Task material.
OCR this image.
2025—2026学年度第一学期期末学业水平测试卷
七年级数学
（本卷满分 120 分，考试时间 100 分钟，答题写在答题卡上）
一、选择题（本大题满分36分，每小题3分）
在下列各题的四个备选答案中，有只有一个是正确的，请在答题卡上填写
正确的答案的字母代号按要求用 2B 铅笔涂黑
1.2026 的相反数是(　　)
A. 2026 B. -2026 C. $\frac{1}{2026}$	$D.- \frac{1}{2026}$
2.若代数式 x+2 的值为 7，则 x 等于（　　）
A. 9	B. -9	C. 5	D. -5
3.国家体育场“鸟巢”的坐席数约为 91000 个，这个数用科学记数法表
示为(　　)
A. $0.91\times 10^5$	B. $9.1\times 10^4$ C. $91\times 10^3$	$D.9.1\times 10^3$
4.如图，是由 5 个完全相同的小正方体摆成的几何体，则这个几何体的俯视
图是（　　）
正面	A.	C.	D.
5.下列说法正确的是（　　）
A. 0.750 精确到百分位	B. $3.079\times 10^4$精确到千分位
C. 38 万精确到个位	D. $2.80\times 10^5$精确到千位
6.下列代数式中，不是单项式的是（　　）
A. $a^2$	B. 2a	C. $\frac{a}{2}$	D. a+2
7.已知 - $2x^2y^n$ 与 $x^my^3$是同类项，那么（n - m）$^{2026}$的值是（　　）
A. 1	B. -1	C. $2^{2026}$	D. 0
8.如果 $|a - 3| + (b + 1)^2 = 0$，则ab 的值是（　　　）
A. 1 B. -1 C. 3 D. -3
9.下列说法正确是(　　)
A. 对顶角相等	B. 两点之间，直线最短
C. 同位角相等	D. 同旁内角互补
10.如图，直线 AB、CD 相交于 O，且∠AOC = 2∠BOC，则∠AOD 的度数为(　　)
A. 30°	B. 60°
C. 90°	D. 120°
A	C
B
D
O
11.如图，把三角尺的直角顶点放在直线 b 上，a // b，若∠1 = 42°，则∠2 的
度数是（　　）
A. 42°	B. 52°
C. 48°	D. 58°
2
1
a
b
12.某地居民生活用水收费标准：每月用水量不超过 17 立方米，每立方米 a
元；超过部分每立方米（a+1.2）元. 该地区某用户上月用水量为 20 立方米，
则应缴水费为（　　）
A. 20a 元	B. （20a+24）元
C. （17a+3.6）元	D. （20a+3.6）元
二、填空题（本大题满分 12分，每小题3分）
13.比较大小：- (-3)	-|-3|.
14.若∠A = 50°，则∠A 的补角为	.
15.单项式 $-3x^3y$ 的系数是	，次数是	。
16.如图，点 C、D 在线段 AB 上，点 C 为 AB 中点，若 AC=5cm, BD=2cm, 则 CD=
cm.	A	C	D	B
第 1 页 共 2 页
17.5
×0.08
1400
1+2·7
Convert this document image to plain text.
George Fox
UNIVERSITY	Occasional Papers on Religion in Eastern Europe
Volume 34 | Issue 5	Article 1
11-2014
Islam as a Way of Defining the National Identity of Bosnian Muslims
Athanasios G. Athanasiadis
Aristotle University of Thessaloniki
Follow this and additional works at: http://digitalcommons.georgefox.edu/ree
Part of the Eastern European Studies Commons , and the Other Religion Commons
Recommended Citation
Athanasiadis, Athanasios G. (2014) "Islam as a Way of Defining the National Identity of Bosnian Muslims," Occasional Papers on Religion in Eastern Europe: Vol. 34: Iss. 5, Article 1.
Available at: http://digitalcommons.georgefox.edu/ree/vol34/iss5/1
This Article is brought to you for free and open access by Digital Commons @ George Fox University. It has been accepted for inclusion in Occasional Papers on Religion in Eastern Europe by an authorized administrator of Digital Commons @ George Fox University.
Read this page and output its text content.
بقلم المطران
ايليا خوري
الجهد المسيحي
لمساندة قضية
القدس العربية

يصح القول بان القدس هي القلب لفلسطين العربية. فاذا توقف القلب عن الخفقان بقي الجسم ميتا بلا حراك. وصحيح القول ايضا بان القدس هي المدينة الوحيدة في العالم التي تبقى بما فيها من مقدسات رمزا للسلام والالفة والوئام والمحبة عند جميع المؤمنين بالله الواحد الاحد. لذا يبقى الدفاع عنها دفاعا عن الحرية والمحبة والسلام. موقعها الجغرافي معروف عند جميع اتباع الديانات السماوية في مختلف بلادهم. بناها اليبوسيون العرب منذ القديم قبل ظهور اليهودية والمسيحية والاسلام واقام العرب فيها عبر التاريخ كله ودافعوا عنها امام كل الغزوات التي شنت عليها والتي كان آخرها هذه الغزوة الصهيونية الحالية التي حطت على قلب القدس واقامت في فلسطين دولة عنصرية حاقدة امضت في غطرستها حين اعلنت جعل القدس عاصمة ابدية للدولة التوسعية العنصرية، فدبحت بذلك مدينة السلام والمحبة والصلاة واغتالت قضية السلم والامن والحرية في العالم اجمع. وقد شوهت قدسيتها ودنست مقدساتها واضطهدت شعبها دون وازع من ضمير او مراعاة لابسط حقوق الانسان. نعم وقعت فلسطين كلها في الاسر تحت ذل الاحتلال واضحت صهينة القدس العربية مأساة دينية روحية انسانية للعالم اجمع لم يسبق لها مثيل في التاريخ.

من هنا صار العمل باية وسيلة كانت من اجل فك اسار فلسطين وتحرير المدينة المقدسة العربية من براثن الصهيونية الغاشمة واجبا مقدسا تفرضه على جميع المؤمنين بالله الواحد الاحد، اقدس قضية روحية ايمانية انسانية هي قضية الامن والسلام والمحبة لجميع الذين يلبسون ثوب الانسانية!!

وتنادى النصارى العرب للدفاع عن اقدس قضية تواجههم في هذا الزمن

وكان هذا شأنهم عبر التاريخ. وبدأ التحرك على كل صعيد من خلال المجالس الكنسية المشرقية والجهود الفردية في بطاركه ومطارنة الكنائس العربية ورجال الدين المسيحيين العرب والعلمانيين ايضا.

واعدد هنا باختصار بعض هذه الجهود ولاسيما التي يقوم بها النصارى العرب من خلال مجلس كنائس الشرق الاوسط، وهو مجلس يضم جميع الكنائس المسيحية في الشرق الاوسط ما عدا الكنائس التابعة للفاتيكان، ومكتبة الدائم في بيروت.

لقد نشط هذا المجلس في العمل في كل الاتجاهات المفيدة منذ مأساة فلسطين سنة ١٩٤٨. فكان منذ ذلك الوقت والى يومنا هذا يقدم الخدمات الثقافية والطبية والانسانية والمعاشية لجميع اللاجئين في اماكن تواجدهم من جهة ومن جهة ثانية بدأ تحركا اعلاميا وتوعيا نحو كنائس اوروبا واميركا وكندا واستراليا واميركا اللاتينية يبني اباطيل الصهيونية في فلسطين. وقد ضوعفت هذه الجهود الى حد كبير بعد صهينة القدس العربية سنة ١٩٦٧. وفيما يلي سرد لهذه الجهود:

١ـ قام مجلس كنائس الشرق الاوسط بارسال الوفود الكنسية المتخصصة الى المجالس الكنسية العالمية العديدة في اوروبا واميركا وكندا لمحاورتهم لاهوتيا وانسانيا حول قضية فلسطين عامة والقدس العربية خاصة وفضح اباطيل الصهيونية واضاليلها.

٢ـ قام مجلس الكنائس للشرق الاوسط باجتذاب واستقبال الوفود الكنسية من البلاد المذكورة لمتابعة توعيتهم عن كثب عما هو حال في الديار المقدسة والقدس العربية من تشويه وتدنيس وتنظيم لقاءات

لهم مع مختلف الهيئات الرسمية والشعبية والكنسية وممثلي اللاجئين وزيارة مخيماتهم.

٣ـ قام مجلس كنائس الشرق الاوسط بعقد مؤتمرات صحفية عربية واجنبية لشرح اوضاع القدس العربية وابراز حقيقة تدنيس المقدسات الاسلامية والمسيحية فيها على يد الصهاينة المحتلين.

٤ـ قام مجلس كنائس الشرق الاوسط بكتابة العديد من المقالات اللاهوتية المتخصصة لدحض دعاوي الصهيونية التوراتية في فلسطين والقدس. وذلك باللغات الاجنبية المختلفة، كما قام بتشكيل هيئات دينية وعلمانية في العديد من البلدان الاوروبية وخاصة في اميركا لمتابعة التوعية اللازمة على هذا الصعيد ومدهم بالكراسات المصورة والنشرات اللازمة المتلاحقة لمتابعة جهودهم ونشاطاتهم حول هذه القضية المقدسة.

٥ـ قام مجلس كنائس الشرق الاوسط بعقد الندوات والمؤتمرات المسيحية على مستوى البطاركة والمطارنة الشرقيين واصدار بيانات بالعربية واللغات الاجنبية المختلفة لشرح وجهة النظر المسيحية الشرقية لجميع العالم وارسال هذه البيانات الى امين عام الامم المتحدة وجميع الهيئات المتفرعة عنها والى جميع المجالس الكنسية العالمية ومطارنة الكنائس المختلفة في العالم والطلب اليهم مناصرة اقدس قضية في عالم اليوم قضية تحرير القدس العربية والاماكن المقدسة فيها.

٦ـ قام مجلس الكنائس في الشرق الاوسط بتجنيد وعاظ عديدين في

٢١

Given task.
Count every line of the records that holds "text". State the number, nothing else.

Exercise response.
2